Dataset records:
+ + + + + + +
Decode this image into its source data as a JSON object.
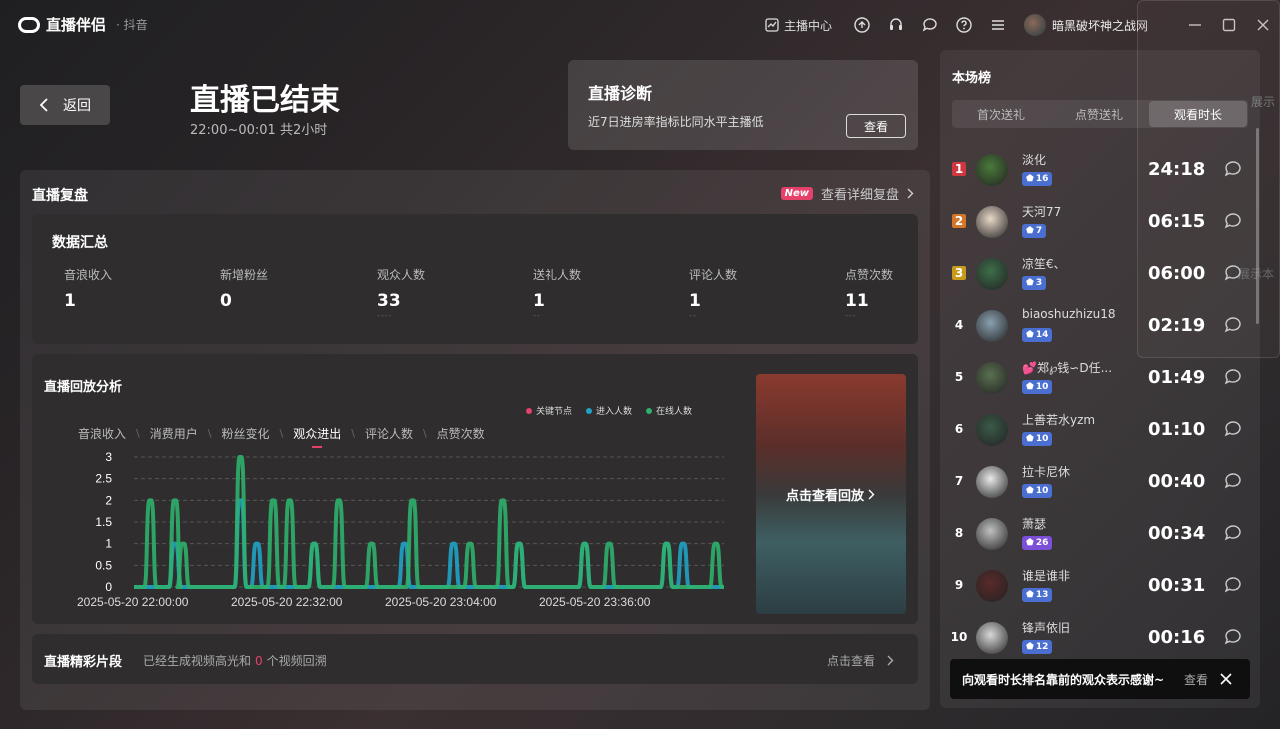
{
  "app": {
    "logo_text": "直播伴侣",
    "platform": "· 抖音"
  },
  "titlebar": {
    "anchor_center": "主播中心",
    "username": "暗黑破坏神之战网"
  },
  "header": {
    "back_label": "返回",
    "title": "直播已结束",
    "time_range": "22:00~00:01 共2小时"
  },
  "diagnosis": {
    "title": "直播诊断",
    "desc": "近7日进房率指标比同水平主播低",
    "button": "查看"
  },
  "review": {
    "title": "直播复盘",
    "new_badge": "New",
    "detail_link": "查看详细复盘"
  },
  "summary": {
    "title": "数据汇总",
    "stats": [
      {
        "label": "音浪收入",
        "value": "1",
        "dash": ""
      },
      {
        "label": "新增粉丝",
        "value": "0",
        "dash": ""
      },
      {
        "label": "观众人数",
        "value": "33",
        "dash": "----"
      },
      {
        "label": "送礼人数",
        "value": "1",
        "dash": "--"
      },
      {
        "label": "评论人数",
        "value": "1",
        "dash": "--"
      },
      {
        "label": "点赞次数",
        "value": "11",
        "dash": "---"
      }
    ]
  },
  "analysis": {
    "title": "直播回放分析",
    "metric_tabs": [
      "音浪收入",
      "消费用户",
      "粉丝变化",
      "观众进出",
      "评论人数",
      "点赞次数"
    ],
    "active_tab": 3,
    "legend": [
      {
        "label": "关键节点",
        "color": "#e5416a"
      },
      {
        "label": "进入人数",
        "color": "#1fa3c4"
      },
      {
        "label": "在线人数",
        "color": "#2fb06d"
      }
    ],
    "replay_label": "点击查看回放"
  },
  "chart_data": {
    "type": "line",
    "x": [
      "2025-05-20 22:00:00",
      "2025-05-20 22:32:00",
      "2025-05-20 23:04:00",
      "2025-05-20 23:36:00"
    ],
    "yticks": [
      "0",
      "0.5",
      "1",
      "1.5",
      "2",
      "2.5",
      "3"
    ],
    "ylim": [
      0,
      3
    ],
    "series": [
      {
        "name": "进入人数",
        "color": "#1fa3c4",
        "pulses": [
          [
            5,
            1
          ],
          [
            13,
            2
          ],
          [
            15,
            1
          ],
          [
            22,
            1
          ],
          [
            33,
            1
          ],
          [
            39,
            1
          ],
          [
            47,
            1
          ],
          [
            55,
            1
          ],
          [
            65,
            1
          ],
          [
            67,
            1
          ]
        ]
      },
      {
        "name": "在线人数",
        "color": "#2fb06d",
        "pulses": [
          [
            2,
            2
          ],
          [
            5,
            2
          ],
          [
            6,
            1
          ],
          [
            13,
            3
          ],
          [
            17,
            2
          ],
          [
            19,
            2
          ],
          [
            22,
            1
          ],
          [
            25,
            2
          ],
          [
            29,
            1
          ],
          [
            34,
            2
          ],
          [
            41,
            1
          ],
          [
            45,
            2
          ],
          [
            47,
            1
          ],
          [
            55,
            1
          ],
          [
            58,
            1
          ],
          [
            65,
            1
          ],
          [
            71,
            1
          ]
        ]
      }
    ]
  },
  "highlights": {
    "title": "直播精彩片段",
    "desc_before": "已经生成视频高光和",
    "count": "0",
    "desc_after": "个视频回溯",
    "link": "点击查看"
  },
  "ranking": {
    "title": "本场榜",
    "tabs": [
      "首次送礼",
      "点赞送礼",
      "观看时长"
    ],
    "active_tab": 2,
    "rows": [
      {
        "rank": "1",
        "name": "淡化",
        "level": "16",
        "time": "24:18",
        "rank_color": "#d0363f",
        "avatar": "#4a7a3a",
        "level_color": "blue"
      },
      {
        "rank": "2",
        "name": "天河77",
        "level": "7",
        "time": "06:15",
        "rank_color": "#d2762a",
        "avatar": "#e8d8c8",
        "level_color": "blue"
      },
      {
        "rank": "3",
        "name": "凉笙€、",
        "level": "3",
        "time": "06:00",
        "rank_color": "#c99a1a",
        "avatar": "#3d6e4a",
        "level_color": "blue"
      },
      {
        "rank": "4",
        "name": "biaoshuzhizu18",
        "level": "14",
        "time": "02:19",
        "rank_color": "",
        "avatar": "#8aa0b0",
        "level_color": "blue"
      },
      {
        "rank": "5",
        "name": "💕郑℘钱∽D任...",
        "level": "10",
        "time": "01:49",
        "rank_color": "",
        "avatar": "#5a7050",
        "level_color": "blue"
      },
      {
        "rank": "6",
        "name": "上善若水yzm",
        "level": "10",
        "time": "01:10",
        "rank_color": "",
        "avatar": "#3a5a48",
        "level_color": "blue"
      },
      {
        "rank": "7",
        "name": "拉卡尼休",
        "level": "10",
        "time": "00:40",
        "rank_color": "",
        "avatar": "#e9e9e9",
        "level_color": "blue"
      },
      {
        "rank": "8",
        "name": "萧瑟",
        "level": "26",
        "time": "00:34",
        "rank_color": "",
        "avatar": "#c0c0c0",
        "level_color": "purple"
      },
      {
        "rank": "9",
        "name": "谁是谁非",
        "level": "13",
        "time": "00:31",
        "rank_color": "",
        "avatar": "#5a2a2a",
        "level_color": "blue"
      },
      {
        "rank": "10",
        "name": "锋声依旧",
        "level": "12",
        "time": "00:16",
        "rank_color": "",
        "avatar": "#d8d8d8",
        "level_color": "blue"
      }
    ]
  },
  "toast": {
    "text": "向观看时长排名靠前的观众表示感谢~",
    "view": "查看"
  },
  "ghost_panel": {
    "label1": "展示",
    "label2": "展示本"
  }
}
+ + + + + + +
**What is needed**:
Each line above is to be copied verbatim. Drop any image from the copy.

**Result**:
Decode this image into its source data as a JSON object.
{
  "app": {
    "logo_text": "直播伴侣",
    "platform": "· 抖音"
  },
  "titlebar": {
    "anchor_center": "主播中心",
    "username": "暗黑破坏神之战网"
  },
  "header": {
    "back_label": "返回",
    "title": "直播已结束",
    "time_range": "22:00~00:01 共2小时"
  },
  "diagnosis": {
    "title": "直播诊断",
    "desc": "近7日进房率指标比同水平主播低",
    "button": "查看"
  },
  "review": {
    "title": "直播复盘",
    "new_badge": "New",
    "detail_link": "查看详细复盘"
  },
  "summary": {
    "title": "数据汇总",
    "stats": [
      {
        "label": "音浪收入",
        "value": "1",
        "dash": ""
      },
      {
        "label": "新增粉丝",
        "value": "0",
        "dash": ""
      },
      {
        "label": "观众人数",
        "value": "33",
        "dash": "----"
      },
      {
        "label": "送礼人数",
        "value": "1",
        "dash": "--"
      },
      {
        "label": "评论人数",
        "value": "1",
        "dash": "--"
      },
      {
        "label": "点赞次数",
        "value": "11",
        "dash": "---"
      }
    ]
  },
  "analysis": {
    "title": "直播回放分析",
    "metric_tabs": [
      "音浪收入",
      "消费用户",
      "粉丝变化",
      "观众进出",
      "评论人数",
      "点赞次数"
    ],
    "active_tab": 3,
    "legend": [
      {
        "label": "关键节点",
        "color": "#e5416a"
      },
      {
        "label": "进入人数",
        "color": "#1fa3c4"
      },
      {
        "label": "在线人数",
        "color": "#2fb06d"
      }
    ],
    "replay_label": "点击查看回放"
  },
  "chart_data": {
    "type": "line",
    "x": [
      "2025-05-20 22:00:00",
      "2025-05-20 22:32:00",
      "2025-05-20 23:04:00",
      "2025-05-20 23:36:00"
    ],
    "yticks": [
      "0",
      "0.5",
      "1",
      "1.5",
      "2",
      "2.5",
      "3"
    ],
    "ylim": [
      0,
      3
    ],
    "series": [
      {
        "name": "进入人数",
        "color": "#1fa3c4",
        "pulses": [
          [
            5,
            1
          ],
          [
            13,
            2
          ],
          [
            15,
            1
          ],
          [
            22,
            1
          ],
          [
            33,
            1
          ],
          [
            39,
            1
          ],
          [
            47,
            1
          ],
          [
            55,
            1
          ],
          [
            65,
            1
          ],
          [
            67,
            1
          ]
        ]
      },
      {
        "name": "在线人数",
        "color": "#2fb06d",
        "pulses": [
          [
            2,
            2
          ],
          [
            5,
            2
          ],
          [
            6,
            1
          ],
          [
            13,
            3
          ],
          [
            17,
            2
          ],
          [
            19,
            2
          ],
          [
            22,
            1
          ],
          [
            25,
            2
          ],
          [
            29,
            1
          ],
          [
            34,
            2
          ],
          [
            41,
            1
          ],
          [
            45,
            2
          ],
          [
            47,
            1
          ],
          [
            55,
            1
          ],
          [
            58,
            1
          ],
          [
            65,
            1
          ],
          [
            71,
            1
          ]
        ]
      }
    ]
  },
  "highlights": {
    "title": "直播精彩片段",
    "desc_before": "已经生成视频高光和",
    "count": "0",
    "desc_after": "个视频回溯",
    "link": "点击查看"
  },
  "ranking": {
    "title": "本场榜",
    "tabs": [
      "首次送礼",
      "点赞送礼",
      "观看时长"
    ],
    "active_tab": 2,
    "rows": [
      {
        "rank": "1",
        "name": "淡化",
        "level": "16",
        "time": "24:18",
        "rank_color": "#d0363f",
        "avatar": "#4a7a3a",
        "level_color": "blue"
      },
      {
        "rank": "2",
        "name": "天河77",
        "level": "7",
        "time": "06:15",
        "rank_color": "#d2762a",
        "avatar": "#e8d8c8",
        "level_color": "blue"
      },
      {
        "rank": "3",
        "name": "凉笙€、",
        "level": "3",
        "time": "06:00",
        "rank_color": "#c99a1a",
        "avatar": "#3d6e4a",
        "level_color": "blue"
      },
      {
        "rank": "4",
        "name": "biaoshuzhizu18",
        "level": "14",
        "time": "02:19",
        "rank_color": "",
        "avatar": "#8aa0b0",
        "level_color": "blue"
      },
      {
        "rank": "5",
        "name": "💕郑℘钱∽D任...",
        "level": "10",
        "time": "01:49",
        "rank_color": "",
        "avatar": "#5a7050",
        "level_color": "blue"
      },
      {
        "rank": "6",
        "name": "上善若水yzm",
        "level": "10",
        "time": "01:10",
        "rank_color": "",
        "avatar": "#3a5a48",
        "level_color": "blue"
      },
      {
        "rank": "7",
        "name": "拉卡尼休",
        "level": "10",
        "time": "00:40",
        "rank_color": "",
        "avatar": "#e9e9e9",
        "level_color": "blue"
      },
      {
        "rank": "8",
        "name": "萧瑟",
        "level": "26",
        "time": "00:34",
        "rank_color": "",
        "avatar": "#c0c0c0",
        "level_color": "purple"
      },
      {
        "rank": "9",
        "name": "谁是谁非",
        "level": "13",
        "time": "00:31",
        "rank_color": "",
        "avatar": "#5a2a2a",
        "level_color": "blue"
      },
      {
        "rank": "10",
        "name": "锋声依旧",
        "level": "12",
        "time": "00:16",
        "rank_color": "",
        "avatar": "#d8d8d8",
        "level_color": "blue"
      }
    ]
  },
  "toast": {
    "text": "向观看时长排名靠前的观众表示感谢~",
    "view": "查看"
  },
  "ghost_panel": {
    "label1": "展示",
    "label2": "展示本"
  }
}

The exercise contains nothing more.